** start of EXERCISE MATERIAL **

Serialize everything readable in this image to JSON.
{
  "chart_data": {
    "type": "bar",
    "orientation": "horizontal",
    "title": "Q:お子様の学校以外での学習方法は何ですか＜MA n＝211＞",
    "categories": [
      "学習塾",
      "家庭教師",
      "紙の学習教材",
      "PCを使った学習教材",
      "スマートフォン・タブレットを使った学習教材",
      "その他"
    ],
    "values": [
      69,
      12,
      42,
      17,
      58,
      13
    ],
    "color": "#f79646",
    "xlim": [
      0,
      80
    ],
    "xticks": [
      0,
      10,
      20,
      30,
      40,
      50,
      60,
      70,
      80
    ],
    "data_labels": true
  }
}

** end of EXERCISE MATERIAL **

## PROBLEM DESCRIPTION
Working from the material above, retype it in its entirety without change.

## IN RESPONSE
Serialize everything readable in this image to JSON.
{
  "chart_data": {
    "type": "bar",
    "orientation": "horizontal",
    "title": "Q:お子様の学校以外での学習方法は何ですか＜MA n＝211＞",
    "categories": [
      "学習塾",
      "家庭教師",
      "紙の学習教材",
      "PCを使った学習教材",
      "スマートフォン・タブレットを使った学習教材",
      "その他"
    ],
    "values": [
      69,
      12,
      42,
      17,
      58,
      13
    ],
    "color": "#f79646",
    "xlim": [
      0,
      80
    ],
    "xticks": [
      0,
      10,
      20,
      30,
      40,
      50,
      60,
      70,
      80
    ],
    "data_labels": true
  }
}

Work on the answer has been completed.